* Exercise description:
Scan the records for the string "Belanda"; copy each line where it occurs.

+++ Exercise material

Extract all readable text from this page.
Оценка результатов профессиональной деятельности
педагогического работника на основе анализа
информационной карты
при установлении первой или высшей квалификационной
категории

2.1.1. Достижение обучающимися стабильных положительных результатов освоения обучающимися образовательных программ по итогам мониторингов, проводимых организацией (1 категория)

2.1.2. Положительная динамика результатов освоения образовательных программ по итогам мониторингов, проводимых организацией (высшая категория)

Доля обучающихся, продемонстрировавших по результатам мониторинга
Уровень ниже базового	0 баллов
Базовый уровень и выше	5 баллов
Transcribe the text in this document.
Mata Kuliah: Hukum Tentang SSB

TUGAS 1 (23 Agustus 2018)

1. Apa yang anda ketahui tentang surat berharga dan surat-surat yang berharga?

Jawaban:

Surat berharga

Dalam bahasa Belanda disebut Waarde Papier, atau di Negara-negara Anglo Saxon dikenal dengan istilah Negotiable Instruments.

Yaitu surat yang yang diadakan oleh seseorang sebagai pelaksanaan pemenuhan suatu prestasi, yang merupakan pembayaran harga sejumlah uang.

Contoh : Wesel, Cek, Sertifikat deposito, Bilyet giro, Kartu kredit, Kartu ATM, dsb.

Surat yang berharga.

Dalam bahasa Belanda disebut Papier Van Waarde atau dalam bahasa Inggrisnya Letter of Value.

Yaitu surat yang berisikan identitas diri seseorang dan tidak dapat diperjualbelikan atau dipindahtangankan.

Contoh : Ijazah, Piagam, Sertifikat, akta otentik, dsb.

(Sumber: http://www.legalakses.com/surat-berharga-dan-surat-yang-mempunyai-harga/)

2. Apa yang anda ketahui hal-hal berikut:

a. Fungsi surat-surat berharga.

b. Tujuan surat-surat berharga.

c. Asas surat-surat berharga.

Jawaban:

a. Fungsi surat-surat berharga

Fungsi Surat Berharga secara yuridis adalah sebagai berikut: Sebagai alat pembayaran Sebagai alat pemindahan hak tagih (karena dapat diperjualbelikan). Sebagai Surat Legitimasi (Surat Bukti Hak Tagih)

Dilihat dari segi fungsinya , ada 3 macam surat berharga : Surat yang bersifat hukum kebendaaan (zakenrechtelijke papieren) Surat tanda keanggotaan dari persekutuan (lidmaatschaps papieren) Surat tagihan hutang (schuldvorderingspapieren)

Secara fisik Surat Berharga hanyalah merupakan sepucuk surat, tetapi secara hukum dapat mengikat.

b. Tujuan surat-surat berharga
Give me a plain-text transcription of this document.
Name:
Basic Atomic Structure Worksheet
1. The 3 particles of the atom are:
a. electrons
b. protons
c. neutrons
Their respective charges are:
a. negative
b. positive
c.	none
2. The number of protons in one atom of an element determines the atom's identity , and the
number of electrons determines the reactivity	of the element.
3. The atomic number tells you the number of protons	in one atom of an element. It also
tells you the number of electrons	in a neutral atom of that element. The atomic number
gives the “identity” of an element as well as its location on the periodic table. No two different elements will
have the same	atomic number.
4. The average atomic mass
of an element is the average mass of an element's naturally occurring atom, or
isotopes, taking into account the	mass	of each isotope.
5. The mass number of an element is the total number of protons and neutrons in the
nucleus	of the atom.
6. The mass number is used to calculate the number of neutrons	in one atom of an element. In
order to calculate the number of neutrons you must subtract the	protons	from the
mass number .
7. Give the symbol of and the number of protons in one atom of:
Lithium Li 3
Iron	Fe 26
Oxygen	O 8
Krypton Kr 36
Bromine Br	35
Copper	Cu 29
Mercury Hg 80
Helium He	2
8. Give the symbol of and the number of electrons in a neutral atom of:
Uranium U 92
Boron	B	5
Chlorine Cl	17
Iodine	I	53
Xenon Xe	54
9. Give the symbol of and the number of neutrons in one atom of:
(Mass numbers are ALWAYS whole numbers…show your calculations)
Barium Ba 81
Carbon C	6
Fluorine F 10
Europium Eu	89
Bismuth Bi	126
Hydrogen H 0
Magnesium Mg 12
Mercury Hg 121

++++++

* Task response:
Dalam bahasa Belanda disebut Waarde Papier, atau di Negara-negara Anglo Saxon dikenal dengan istilah Negotiable Instruments.
Dalam bahasa Belanda disebut Papier Van Waarde atau dalam bahasa Inggrisnya Letter of Value.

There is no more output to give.